Task objective | Repeat every line of the data exactly, but not the pictures.

Raw data |
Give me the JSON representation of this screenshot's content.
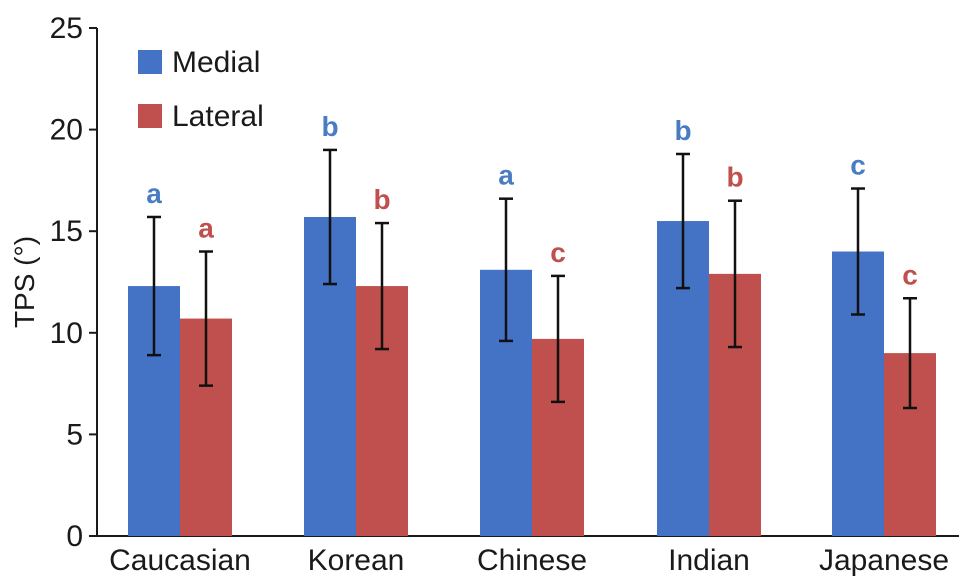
{
  "chart_data": {
    "type": "bar",
    "title": "",
    "xlabel": "",
    "ylabel": "TPS (°)",
    "ylim": [
      0,
      25
    ],
    "yticks": [
      0,
      5,
      10,
      15,
      20,
      25
    ],
    "grid": false,
    "legend_position": "top-left",
    "categories": [
      "Caucasian",
      "Korean",
      "Chinese",
      "Indian",
      "Japanese"
    ],
    "series": [
      {
        "name": "Medial",
        "color": "#4472C4",
        "label_color": "#4A7CC4",
        "values": [
          12.3,
          15.7,
          13.1,
          15.5,
          14.0
        ],
        "error": [
          3.4,
          3.3,
          3.5,
          3.3,
          3.1
        ],
        "significance": [
          "a",
          "b",
          "a",
          "b",
          "c"
        ]
      },
      {
        "name": "Lateral",
        "color": "#C0504D",
        "label_color": "#C0504D",
        "values": [
          10.7,
          12.3,
          9.7,
          12.9,
          9.0
        ],
        "error": [
          3.3,
          3.1,
          3.1,
          3.6,
          2.7
        ],
        "significance": [
          "a",
          "b",
          "c",
          "b",
          "c"
        ]
      }
    ]
  }
}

Exercise response |
Give me the JSON representation of this screenshot's content.
{
  "chart_data": {
    "type": "bar",
    "title": "",
    "xlabel": "",
    "ylabel": "TPS (°)",
    "ylim": [
      0,
      25
    ],
    "yticks": [
      0,
      5,
      10,
      15,
      20,
      25
    ],
    "grid": false,
    "legend_position": "top-left",
    "categories": [
      "Caucasian",
      "Korean",
      "Chinese",
      "Indian",
      "Japanese"
    ],
    "series": [
      {
        "name": "Medial",
        "color": "#4472C4",
        "label_color": "#4A7CC4",
        "values": [
          12.3,
          15.7,
          13.1,
          15.5,
          14.0
        ],
        "error": [
          3.4,
          3.3,
          3.5,
          3.3,
          3.1
        ],
        "significance": [
          "a",
          "b",
          "a",
          "b",
          "c"
        ]
      },
      {
        "name": "Lateral",
        "color": "#C0504D",
        "label_color": "#C0504D",
        "values": [
          10.7,
          12.3,
          9.7,
          12.9,
          9.0
        ],
        "error": [
          3.3,
          3.1,
          3.1,
          3.6,
          2.7
        ],
        "significance": [
          "a",
          "b",
          "c",
          "b",
          "c"
        ]
      }
    ]
  }
}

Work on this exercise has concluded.